_Set exercise:_
Pull out every line from the listing that has the word "text".

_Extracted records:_
^^^^
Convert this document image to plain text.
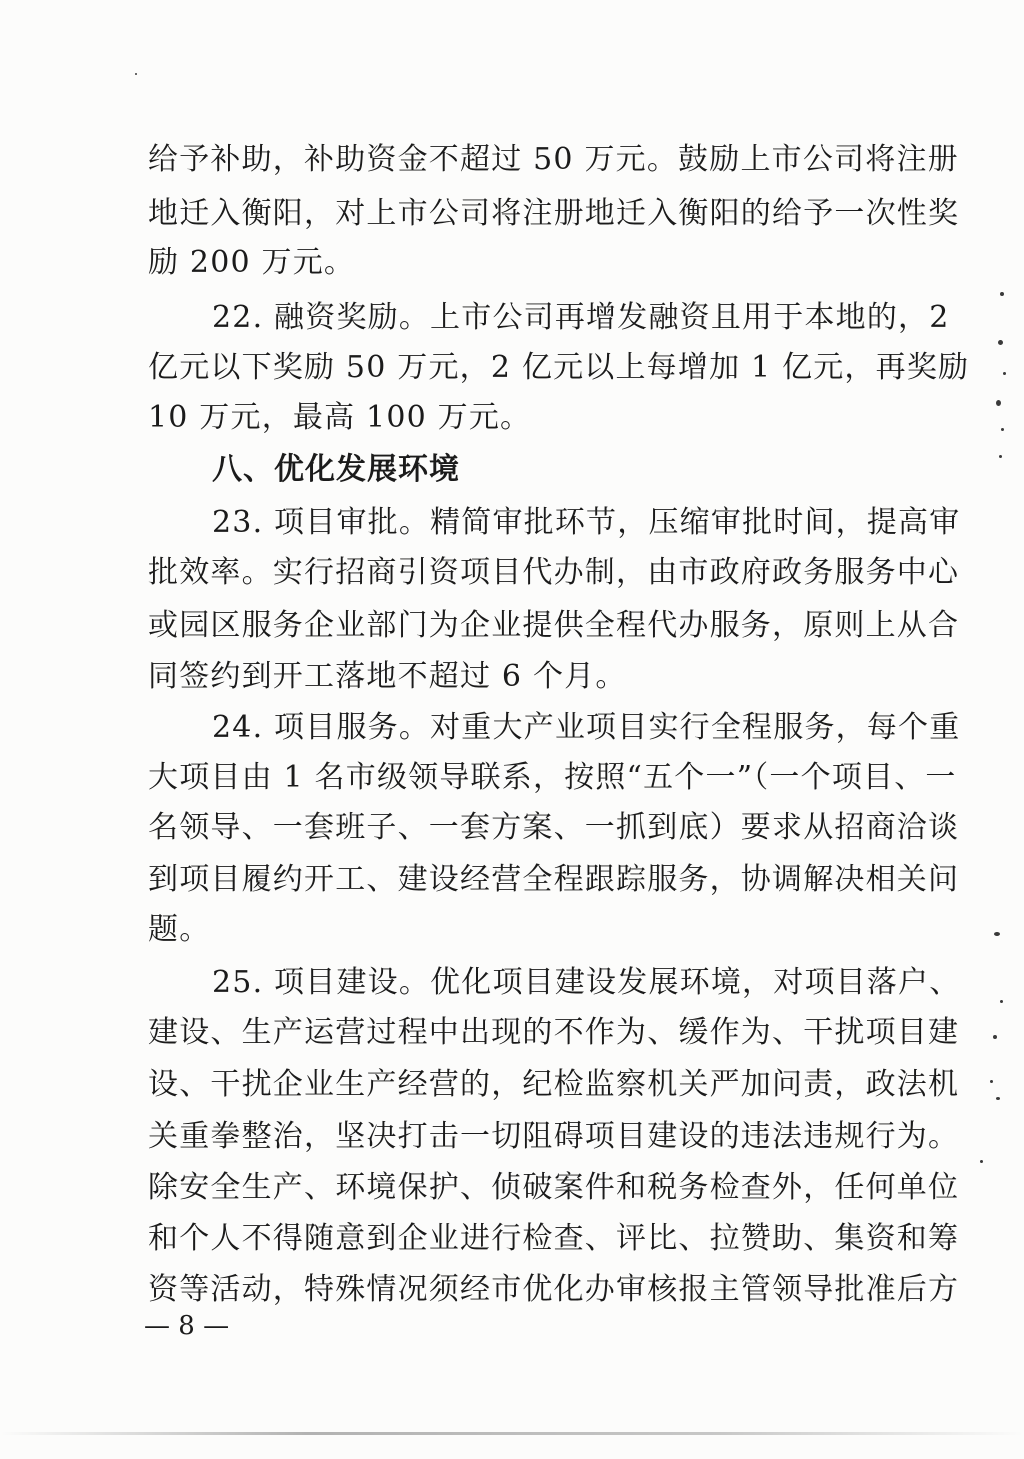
给予补助，补助资金不超过 50 万元。鼓励上市公司将注册
地迁入衡阳，对上市公司将注册地迁入衡阳的给予一次性奖
励 200 万元。
22. 融资奖励。上市公司再增发融资且用于本地的，2
亿元以下奖励 50 万元，2 亿元以上每增加 1 亿元，再奖励
10 万元，最高 100 万元。
八、优化发展环境
23. 项目审批。精简审批环节，压缩审批时间，提高审
批效率。实行招商引资项目代办制，由市政府政务服务中心
或园区服务企业部门为企业提供全程代办服务，原则上从合
同签约到开工落地不超过 6 个月。
24. 项目服务。对重大产业项目实行全程服务，每个重
大项目由 1 名市级领导联系，按照“五个一”（一个项目、一
名领导、一套班子、一套方案、一抓到底）要求从招商洽谈
到项目履约开工、建设经营全程跟踪服务，协调解决相关问
题。
25. 项目建设。优化项目建设发展环境，对项目落户、
建设、生产运营过程中出现的不作为、缓作为、干扰项目建
设、干扰企业生产经营的，纪检监察机关严加问责，政法机
关重拳整治，坚决打击一切阻碍项目建设的违法违规行为。
除安全生产、环境保护、侦破案件和税务检查外，任何单位
和个人不得随意到企业进行检查、评比、拉赞助、集资和筹
资等活动，特殊情况须经市优化办审核报主管领导批准后方
— 8 —
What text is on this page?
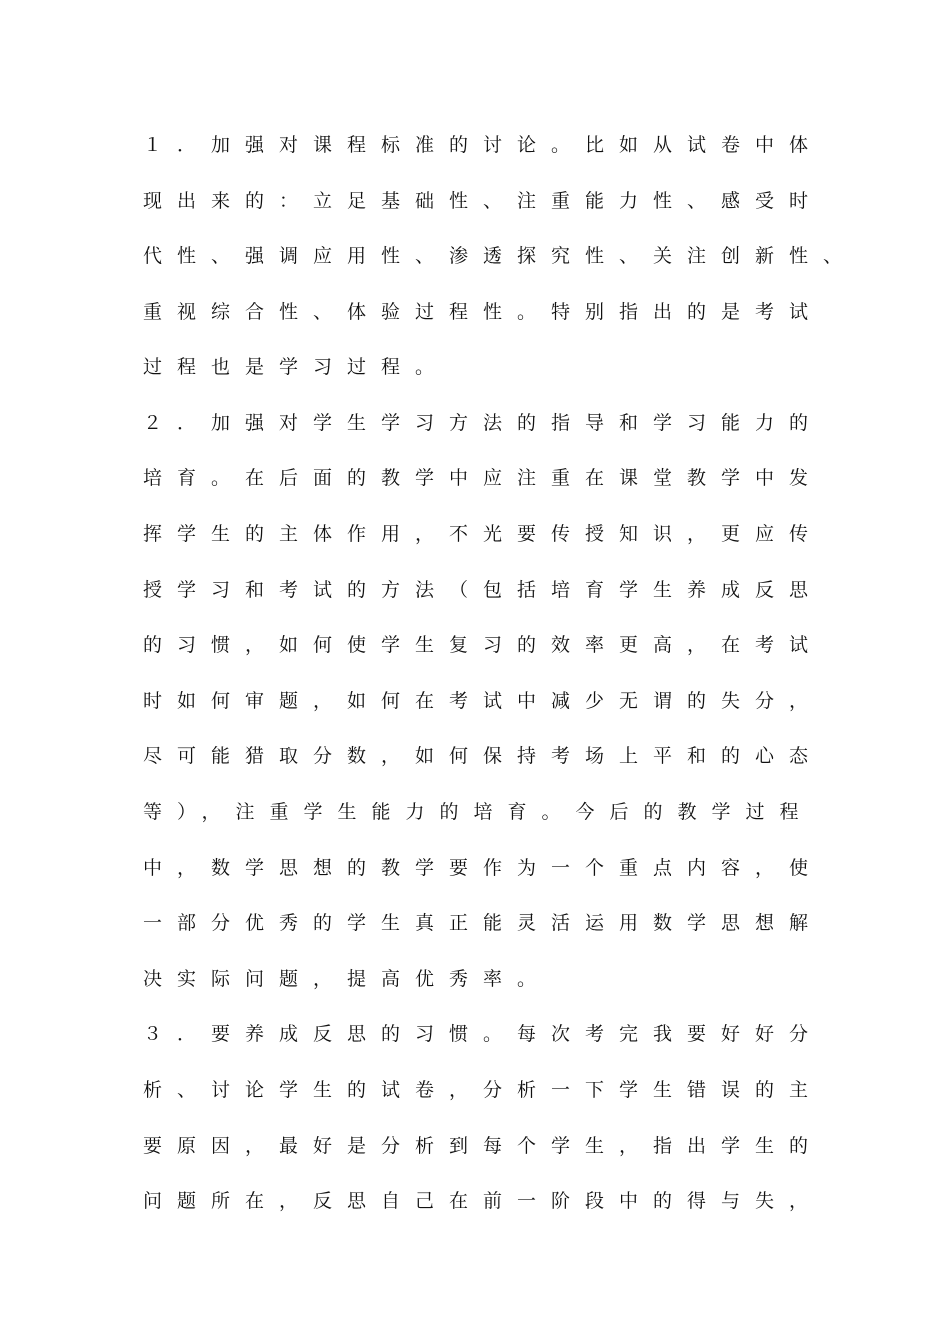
１．加强对课程标准的讨论。比如从试卷中体
现出来的：立足基础性、注重能力性、感受时
代性、强调应用性、渗透探究性、关注创新性、
重视综合性、体验过程性。特别指出的是考试
过程也是学习过程。
２．加强对学生学习方法的指导和学习能力的
培育。在后面的教学中应注重在课堂教学中发
挥学生的主体作用，不光要传授知识，更应传
授学习和考试的方法（包括培育学生养成反思
的习惯，如何使学生复习的效率更高，在考试
时如何审题，如何在考试中减少无谓的失分，
尽可能猎取分数，如何保持考场上平和的心态
等），注重学生能力的培育。今后的教学过程
中，数学思想的教学要作为一个重点内容，使
一部分优秀的学生真正能灵活运用数学思想解
决实际问题，提高优秀率。
３．要养成反思的习惯。每次考完我要好好分
析、讨论学生的试卷，分析一下学生错误的主
要原因，最好是分析到每个学生，指出学生的
问题所在，反思自己在前一阶段中的得与失，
^^^^
_Solution for this problem:_
Convert this document image to plain text.
What text is on this page?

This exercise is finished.